:: Data entries for graphics ::
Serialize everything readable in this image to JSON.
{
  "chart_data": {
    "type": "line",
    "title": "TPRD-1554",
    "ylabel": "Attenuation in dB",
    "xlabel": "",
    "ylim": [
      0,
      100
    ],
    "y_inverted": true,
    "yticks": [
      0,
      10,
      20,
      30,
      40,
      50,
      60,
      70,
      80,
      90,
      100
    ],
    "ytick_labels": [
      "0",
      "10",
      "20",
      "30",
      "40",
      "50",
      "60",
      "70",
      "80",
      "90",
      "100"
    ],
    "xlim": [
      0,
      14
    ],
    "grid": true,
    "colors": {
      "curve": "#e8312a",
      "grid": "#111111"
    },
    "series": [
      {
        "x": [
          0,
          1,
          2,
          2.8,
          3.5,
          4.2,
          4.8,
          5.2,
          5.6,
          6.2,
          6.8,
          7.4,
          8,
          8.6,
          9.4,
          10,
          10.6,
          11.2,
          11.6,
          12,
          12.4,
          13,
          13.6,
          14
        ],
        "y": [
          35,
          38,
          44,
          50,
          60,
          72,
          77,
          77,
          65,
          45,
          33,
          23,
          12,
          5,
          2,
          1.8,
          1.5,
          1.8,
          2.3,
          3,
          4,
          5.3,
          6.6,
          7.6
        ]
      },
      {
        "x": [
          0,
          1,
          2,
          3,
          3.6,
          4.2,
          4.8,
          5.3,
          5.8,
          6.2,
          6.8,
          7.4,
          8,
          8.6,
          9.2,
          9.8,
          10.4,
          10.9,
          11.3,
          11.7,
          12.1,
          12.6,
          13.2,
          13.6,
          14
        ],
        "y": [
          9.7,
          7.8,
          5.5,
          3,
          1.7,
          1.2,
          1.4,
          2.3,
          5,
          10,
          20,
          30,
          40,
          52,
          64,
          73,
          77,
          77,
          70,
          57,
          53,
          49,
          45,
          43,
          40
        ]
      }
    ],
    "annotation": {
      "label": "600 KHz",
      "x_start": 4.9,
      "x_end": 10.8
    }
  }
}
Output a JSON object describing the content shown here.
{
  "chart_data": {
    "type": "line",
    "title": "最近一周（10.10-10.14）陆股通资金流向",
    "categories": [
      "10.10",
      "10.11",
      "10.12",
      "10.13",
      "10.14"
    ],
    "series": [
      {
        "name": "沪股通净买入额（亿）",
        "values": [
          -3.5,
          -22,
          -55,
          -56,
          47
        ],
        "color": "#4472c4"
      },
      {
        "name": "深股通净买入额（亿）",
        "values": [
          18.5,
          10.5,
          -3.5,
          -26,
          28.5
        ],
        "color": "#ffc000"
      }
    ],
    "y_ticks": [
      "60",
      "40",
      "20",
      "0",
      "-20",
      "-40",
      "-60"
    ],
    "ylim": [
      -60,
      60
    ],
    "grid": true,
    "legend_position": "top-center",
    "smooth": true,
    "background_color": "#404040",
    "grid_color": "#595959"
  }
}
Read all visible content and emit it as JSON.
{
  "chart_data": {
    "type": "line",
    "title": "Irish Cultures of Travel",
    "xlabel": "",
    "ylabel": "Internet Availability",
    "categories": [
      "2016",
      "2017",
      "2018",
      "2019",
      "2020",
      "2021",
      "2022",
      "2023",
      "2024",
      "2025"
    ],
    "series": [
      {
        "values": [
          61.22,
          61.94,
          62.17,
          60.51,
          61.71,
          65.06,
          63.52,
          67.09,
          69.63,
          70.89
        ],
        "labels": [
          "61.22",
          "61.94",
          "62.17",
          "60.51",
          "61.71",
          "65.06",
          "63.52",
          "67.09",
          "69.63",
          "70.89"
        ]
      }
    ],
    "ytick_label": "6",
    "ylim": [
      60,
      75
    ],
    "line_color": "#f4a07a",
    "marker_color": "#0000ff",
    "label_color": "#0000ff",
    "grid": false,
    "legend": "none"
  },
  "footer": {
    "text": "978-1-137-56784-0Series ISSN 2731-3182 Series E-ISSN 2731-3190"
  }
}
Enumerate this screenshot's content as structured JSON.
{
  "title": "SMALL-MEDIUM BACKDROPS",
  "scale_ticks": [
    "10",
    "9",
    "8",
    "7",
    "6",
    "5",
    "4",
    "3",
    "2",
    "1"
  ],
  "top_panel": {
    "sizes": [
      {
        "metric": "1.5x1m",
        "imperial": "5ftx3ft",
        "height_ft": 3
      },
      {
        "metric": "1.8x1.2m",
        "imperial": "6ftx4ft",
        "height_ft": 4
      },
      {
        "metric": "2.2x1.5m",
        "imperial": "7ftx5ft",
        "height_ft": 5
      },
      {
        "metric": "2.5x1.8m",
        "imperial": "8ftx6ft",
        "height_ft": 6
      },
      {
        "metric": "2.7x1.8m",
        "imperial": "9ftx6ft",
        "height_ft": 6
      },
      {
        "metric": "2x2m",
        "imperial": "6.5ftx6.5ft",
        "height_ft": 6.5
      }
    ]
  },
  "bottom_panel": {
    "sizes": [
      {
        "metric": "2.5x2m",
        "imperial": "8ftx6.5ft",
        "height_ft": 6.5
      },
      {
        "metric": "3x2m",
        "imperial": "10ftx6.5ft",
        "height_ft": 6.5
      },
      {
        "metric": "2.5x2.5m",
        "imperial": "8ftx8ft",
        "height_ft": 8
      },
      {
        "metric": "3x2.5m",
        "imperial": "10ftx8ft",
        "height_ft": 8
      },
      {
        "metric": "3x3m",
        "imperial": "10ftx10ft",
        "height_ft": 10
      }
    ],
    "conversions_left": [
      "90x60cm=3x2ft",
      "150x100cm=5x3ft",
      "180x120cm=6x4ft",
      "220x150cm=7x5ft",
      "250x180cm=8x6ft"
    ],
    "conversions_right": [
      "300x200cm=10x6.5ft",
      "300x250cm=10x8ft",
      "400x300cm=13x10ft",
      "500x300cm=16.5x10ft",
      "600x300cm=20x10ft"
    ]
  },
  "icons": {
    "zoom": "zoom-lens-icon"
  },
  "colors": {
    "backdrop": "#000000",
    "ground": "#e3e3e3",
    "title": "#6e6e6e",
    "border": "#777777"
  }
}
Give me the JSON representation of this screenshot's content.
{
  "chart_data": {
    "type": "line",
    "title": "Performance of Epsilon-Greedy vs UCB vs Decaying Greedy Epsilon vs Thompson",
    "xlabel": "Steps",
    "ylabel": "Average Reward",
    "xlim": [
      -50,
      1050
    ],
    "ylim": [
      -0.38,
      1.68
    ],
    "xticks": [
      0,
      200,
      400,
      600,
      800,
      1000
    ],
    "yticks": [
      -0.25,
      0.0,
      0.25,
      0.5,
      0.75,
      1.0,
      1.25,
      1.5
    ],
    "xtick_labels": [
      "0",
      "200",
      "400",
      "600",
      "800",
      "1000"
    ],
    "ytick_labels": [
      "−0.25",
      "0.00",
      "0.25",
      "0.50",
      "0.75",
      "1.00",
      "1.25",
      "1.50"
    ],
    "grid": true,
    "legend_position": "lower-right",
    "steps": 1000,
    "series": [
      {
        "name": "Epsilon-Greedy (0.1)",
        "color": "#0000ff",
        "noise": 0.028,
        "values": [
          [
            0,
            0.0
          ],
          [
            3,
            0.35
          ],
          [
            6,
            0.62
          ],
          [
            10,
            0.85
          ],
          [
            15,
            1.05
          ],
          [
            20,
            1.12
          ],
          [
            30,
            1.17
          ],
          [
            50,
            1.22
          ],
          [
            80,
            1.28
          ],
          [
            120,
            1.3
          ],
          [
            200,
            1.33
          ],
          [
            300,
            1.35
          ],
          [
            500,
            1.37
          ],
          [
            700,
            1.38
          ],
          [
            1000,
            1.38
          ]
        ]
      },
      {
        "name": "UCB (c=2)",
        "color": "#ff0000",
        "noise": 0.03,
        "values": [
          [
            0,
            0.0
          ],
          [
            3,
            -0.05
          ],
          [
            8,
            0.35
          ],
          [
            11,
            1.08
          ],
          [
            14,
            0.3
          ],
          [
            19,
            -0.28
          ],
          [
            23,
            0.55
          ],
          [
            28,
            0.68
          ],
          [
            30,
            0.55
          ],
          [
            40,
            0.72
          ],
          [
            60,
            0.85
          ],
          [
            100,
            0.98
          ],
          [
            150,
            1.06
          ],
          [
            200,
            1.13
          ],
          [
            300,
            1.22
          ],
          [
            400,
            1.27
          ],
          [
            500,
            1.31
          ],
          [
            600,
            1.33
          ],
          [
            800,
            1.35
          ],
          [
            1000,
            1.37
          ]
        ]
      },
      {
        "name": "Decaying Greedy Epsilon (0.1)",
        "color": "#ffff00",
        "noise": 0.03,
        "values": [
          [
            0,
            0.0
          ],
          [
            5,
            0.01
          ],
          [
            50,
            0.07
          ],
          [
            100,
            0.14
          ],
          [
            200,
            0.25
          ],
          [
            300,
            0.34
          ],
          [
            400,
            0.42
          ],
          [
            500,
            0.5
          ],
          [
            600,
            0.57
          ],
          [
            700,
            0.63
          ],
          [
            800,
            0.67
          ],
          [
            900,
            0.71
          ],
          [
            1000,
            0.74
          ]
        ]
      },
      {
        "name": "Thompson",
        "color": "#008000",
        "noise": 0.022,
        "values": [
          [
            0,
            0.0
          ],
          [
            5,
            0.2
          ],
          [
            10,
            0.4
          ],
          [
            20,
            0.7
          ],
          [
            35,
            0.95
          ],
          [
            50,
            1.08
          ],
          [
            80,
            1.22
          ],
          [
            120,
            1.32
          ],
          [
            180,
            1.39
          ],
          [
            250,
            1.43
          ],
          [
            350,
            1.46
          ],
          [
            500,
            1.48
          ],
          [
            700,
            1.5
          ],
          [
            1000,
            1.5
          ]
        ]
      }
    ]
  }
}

:: What is asked ::
Select every line where the word "Epsilon" occurs.

:: Problem solution ::
    "title": "Performance of Epsilon-Greedy vs UCB vs Decaying Greedy Epsilon vs Thompson",
        "name": "Epsilon-Greedy (0.1)",
        "name": "Decaying Greedy Epsilon (0.1)",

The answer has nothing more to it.